── Exercise input ──

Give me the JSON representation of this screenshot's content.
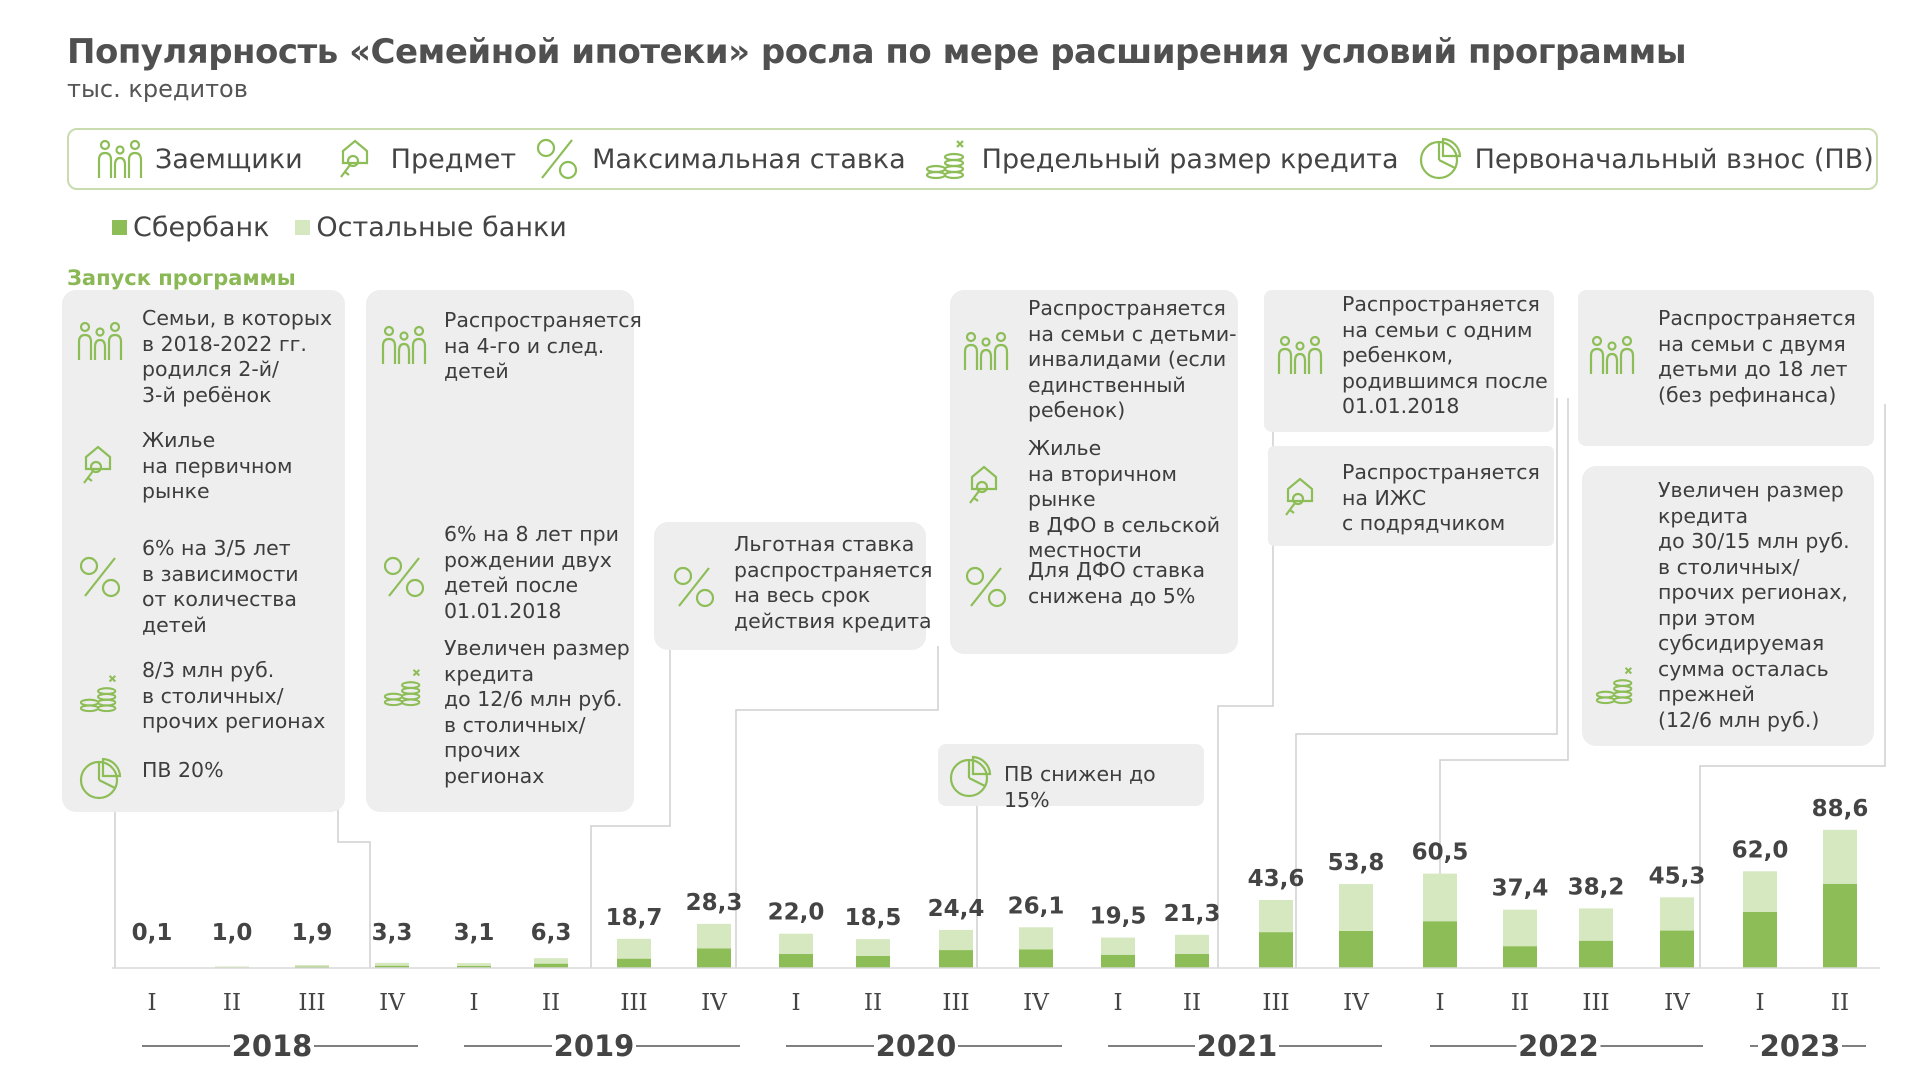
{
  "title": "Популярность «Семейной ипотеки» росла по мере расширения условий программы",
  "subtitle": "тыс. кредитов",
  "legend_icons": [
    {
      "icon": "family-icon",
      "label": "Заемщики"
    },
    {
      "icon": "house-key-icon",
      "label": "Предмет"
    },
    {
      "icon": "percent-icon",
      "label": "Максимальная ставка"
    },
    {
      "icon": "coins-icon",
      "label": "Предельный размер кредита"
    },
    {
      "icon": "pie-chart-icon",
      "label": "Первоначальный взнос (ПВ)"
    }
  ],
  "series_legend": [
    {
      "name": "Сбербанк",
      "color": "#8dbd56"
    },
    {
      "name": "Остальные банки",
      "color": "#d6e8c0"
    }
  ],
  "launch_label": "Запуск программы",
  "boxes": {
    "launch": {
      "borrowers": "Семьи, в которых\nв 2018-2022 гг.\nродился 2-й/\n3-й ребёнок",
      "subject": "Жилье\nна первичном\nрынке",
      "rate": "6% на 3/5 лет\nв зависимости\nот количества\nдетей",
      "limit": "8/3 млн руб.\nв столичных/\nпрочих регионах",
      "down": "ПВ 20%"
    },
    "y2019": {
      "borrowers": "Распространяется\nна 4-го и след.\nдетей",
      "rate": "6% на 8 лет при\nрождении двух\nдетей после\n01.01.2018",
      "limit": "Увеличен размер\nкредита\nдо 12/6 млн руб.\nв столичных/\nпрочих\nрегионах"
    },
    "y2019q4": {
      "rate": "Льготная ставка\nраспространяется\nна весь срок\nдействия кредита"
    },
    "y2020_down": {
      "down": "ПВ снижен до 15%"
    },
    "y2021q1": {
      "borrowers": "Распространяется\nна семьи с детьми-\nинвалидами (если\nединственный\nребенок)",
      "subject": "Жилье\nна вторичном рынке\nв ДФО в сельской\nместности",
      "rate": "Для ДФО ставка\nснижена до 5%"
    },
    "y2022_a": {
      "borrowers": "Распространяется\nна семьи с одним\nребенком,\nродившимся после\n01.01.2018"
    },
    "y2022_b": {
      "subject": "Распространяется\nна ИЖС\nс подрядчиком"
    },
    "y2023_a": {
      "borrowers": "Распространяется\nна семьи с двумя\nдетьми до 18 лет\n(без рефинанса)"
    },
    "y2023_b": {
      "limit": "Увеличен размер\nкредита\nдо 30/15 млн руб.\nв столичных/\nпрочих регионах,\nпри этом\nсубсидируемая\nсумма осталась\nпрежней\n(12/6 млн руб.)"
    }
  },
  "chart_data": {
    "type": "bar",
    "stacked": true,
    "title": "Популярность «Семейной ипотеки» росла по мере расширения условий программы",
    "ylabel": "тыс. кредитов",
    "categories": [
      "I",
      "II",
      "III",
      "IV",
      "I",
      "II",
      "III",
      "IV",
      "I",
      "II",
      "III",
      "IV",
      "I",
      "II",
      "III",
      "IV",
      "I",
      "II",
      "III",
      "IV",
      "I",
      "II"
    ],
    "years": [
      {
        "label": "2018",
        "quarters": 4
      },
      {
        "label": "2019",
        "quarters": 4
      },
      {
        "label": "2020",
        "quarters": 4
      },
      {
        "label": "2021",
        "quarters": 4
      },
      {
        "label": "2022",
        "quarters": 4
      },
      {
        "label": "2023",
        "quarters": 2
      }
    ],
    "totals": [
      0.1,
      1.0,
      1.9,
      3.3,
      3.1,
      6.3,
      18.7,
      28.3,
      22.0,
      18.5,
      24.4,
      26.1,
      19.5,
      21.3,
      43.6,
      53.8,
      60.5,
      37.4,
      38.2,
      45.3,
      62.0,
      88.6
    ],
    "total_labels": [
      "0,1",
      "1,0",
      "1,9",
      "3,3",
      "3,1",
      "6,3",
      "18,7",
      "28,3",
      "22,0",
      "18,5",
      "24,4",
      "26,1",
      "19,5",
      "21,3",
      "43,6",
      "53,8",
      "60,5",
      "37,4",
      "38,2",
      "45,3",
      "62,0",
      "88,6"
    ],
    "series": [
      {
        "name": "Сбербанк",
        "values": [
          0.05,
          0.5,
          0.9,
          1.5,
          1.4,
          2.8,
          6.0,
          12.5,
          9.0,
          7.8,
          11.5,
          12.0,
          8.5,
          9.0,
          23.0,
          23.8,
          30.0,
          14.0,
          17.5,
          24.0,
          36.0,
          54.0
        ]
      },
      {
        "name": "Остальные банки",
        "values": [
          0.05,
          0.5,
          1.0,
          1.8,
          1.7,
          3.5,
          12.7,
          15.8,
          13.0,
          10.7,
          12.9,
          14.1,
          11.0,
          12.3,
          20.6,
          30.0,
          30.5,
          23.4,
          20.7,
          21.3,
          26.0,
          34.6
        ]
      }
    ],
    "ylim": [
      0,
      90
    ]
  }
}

───

Short task -
Output a single number: how many lines contain the word "банки".

Correct output -
2